- **GIVEN INSTRUCTION**
State the number of lines that hold the string "ylabel", with nothing added.

________________________________________

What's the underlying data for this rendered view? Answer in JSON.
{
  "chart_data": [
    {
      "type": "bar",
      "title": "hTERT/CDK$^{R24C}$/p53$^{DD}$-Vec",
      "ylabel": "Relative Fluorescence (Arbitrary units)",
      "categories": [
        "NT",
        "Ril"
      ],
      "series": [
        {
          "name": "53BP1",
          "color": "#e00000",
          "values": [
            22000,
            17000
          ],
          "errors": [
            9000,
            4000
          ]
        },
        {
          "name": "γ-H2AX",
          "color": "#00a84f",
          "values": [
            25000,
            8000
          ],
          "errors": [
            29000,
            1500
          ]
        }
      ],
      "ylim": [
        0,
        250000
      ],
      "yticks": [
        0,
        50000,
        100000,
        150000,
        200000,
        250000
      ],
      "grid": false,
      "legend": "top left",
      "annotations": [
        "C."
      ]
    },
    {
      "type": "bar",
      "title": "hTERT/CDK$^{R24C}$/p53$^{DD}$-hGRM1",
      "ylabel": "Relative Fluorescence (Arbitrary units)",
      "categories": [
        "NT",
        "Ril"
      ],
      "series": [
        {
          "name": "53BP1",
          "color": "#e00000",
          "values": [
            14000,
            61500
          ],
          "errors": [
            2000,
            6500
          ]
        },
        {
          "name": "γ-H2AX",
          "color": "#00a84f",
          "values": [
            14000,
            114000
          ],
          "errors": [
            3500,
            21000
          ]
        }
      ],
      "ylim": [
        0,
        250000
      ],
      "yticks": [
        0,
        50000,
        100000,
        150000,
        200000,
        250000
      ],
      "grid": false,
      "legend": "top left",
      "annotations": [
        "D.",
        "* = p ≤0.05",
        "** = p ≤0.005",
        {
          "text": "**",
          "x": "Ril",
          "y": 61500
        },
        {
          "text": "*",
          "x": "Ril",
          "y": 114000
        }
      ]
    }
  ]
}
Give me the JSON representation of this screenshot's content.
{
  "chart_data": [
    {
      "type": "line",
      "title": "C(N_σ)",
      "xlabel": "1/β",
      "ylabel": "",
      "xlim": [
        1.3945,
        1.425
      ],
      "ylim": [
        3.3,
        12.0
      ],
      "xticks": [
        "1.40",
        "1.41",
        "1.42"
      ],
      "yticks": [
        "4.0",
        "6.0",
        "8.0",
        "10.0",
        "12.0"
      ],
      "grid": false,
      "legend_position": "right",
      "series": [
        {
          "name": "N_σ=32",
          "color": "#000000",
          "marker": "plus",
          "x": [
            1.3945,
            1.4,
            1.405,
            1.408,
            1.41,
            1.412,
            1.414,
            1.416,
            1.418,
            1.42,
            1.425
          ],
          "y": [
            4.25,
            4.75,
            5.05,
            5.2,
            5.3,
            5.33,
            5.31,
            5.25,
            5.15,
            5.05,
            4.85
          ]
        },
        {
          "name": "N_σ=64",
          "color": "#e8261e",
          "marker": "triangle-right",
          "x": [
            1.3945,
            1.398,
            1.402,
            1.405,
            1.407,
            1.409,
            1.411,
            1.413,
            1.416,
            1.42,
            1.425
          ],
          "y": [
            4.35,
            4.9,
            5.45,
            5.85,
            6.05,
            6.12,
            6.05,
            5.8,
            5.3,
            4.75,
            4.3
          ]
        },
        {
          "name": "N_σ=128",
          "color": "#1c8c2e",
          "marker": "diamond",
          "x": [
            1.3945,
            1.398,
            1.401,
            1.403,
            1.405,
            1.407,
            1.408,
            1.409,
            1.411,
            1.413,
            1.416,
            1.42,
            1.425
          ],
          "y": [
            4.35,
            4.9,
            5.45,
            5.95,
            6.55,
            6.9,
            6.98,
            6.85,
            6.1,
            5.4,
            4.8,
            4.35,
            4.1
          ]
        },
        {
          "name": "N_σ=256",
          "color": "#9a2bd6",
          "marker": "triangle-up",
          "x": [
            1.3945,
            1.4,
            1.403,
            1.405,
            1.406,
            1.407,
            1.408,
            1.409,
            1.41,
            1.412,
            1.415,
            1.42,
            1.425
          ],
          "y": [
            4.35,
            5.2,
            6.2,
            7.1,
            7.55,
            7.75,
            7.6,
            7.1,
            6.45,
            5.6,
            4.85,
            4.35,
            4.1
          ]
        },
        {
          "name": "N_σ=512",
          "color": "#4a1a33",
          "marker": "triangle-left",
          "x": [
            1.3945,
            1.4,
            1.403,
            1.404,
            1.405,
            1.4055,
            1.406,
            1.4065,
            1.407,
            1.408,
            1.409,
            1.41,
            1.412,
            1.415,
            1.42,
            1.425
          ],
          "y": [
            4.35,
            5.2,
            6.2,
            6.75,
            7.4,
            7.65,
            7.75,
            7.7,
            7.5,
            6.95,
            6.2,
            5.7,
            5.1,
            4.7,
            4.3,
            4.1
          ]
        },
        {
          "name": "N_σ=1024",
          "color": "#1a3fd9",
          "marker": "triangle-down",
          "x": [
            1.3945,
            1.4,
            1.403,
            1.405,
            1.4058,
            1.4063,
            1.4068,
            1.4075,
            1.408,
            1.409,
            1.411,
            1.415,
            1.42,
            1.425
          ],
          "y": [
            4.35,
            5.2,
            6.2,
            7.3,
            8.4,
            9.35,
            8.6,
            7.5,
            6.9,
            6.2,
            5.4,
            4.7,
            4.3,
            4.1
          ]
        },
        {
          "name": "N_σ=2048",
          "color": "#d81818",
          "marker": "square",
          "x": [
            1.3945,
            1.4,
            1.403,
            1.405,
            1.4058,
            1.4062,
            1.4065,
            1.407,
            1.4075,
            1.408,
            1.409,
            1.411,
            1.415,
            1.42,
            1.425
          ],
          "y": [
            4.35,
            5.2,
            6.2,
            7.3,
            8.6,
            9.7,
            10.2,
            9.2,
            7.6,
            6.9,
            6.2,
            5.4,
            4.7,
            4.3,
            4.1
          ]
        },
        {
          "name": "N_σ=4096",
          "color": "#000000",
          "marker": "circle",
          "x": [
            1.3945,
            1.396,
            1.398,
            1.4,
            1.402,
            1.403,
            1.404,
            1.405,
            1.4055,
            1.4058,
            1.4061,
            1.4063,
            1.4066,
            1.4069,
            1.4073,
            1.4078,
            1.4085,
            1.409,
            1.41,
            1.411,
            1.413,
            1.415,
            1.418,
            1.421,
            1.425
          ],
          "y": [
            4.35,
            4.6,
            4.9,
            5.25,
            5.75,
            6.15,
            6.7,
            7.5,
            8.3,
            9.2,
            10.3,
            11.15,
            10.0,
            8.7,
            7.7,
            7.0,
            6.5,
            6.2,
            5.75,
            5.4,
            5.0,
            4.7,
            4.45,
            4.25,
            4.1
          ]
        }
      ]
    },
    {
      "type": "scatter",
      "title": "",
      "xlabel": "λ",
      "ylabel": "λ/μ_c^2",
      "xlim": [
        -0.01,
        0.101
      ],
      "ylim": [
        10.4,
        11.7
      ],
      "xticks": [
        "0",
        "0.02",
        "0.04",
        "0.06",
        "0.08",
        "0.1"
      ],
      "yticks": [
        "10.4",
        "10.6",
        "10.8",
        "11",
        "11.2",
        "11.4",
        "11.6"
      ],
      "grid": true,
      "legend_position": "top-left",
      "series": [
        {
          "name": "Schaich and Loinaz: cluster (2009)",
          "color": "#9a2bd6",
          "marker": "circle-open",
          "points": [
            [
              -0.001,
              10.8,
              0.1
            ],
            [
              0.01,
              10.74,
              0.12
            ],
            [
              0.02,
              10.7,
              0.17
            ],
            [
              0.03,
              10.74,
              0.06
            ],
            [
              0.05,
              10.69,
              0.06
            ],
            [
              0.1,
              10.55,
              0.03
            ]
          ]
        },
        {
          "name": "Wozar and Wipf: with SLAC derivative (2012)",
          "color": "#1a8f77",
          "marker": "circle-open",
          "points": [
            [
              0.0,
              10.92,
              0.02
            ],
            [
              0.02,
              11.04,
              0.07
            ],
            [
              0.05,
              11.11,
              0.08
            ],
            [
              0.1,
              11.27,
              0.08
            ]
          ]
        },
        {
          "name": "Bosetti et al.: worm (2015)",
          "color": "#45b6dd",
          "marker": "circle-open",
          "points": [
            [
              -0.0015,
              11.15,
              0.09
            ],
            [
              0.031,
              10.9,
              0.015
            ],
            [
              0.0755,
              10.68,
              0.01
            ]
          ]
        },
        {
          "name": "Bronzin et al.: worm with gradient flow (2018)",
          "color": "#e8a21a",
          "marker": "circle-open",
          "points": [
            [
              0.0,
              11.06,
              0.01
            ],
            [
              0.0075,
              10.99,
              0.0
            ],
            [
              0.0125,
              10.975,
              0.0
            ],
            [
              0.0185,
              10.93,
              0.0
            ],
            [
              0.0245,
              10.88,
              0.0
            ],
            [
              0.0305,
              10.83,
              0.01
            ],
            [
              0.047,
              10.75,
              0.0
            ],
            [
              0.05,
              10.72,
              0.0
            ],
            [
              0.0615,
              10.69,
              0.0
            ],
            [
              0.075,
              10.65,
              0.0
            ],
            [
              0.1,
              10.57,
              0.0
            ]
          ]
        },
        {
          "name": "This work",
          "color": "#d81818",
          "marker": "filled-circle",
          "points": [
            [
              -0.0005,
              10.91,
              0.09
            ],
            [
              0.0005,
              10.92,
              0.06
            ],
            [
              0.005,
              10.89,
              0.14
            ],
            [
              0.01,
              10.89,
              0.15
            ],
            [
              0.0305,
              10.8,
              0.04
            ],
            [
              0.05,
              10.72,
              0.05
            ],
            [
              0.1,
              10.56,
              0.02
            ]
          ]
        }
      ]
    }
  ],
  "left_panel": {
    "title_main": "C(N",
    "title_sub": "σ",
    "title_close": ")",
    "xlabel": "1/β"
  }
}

________________________________________

- **RESULT**
4